■ Request ■
Identify and copy all lines of the material where the string "this" is found.

■ Extracted material ■
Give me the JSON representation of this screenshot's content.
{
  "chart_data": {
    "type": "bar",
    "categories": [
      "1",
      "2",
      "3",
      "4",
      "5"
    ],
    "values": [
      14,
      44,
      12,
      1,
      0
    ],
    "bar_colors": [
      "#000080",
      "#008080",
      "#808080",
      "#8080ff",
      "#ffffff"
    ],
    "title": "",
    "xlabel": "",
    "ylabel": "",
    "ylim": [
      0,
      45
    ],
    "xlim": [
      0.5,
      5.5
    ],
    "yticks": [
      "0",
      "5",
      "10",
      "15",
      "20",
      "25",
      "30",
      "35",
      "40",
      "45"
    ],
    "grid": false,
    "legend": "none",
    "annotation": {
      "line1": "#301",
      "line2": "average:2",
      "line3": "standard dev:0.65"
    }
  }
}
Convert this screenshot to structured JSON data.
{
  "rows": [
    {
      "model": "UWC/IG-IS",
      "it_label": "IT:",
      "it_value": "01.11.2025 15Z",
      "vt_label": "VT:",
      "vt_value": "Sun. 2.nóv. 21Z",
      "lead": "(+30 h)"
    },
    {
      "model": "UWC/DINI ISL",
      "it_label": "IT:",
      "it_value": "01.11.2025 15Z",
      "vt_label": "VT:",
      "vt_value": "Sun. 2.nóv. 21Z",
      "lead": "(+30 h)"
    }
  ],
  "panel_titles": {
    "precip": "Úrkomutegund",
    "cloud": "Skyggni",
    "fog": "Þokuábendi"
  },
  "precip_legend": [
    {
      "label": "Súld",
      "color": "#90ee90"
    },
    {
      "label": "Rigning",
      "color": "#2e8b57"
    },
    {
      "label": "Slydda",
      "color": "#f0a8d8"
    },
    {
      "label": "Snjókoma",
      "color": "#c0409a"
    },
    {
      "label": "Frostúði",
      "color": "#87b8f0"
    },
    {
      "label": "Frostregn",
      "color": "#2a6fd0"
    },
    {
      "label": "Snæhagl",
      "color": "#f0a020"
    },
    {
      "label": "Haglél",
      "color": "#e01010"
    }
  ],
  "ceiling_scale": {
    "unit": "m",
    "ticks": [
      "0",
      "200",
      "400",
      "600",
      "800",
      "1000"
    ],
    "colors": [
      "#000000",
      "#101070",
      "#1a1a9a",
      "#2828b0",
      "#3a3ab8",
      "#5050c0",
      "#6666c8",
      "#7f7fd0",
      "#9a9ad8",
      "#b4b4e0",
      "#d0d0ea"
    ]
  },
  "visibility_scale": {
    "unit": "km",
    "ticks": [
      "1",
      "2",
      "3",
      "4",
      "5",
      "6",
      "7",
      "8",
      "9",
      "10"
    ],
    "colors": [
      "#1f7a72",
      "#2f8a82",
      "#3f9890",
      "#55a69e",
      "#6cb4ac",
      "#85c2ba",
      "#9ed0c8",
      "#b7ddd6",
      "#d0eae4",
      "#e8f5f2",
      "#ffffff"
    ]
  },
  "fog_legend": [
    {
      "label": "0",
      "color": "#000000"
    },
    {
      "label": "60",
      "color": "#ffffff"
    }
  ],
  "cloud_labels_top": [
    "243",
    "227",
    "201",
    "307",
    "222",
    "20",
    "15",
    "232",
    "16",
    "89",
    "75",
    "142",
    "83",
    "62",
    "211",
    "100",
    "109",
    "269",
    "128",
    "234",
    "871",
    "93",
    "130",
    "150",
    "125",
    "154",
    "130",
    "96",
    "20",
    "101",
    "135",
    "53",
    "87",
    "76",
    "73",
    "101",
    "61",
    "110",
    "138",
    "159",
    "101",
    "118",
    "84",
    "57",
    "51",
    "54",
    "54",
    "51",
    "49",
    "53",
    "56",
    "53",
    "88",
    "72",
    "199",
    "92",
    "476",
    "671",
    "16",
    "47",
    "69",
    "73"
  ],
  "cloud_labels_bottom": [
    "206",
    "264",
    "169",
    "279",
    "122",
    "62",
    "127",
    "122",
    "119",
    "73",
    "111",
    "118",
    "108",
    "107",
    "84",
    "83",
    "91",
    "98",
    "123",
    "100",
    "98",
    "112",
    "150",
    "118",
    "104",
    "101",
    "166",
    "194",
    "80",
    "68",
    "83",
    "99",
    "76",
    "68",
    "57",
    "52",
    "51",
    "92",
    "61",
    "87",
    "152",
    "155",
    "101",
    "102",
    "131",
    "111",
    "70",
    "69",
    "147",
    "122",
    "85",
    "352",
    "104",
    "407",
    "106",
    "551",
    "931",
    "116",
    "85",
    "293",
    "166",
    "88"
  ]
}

■ Exercise output ■
Give me the JSON representation of this screenshot's content.
Convert this screenshot to structured JSON data.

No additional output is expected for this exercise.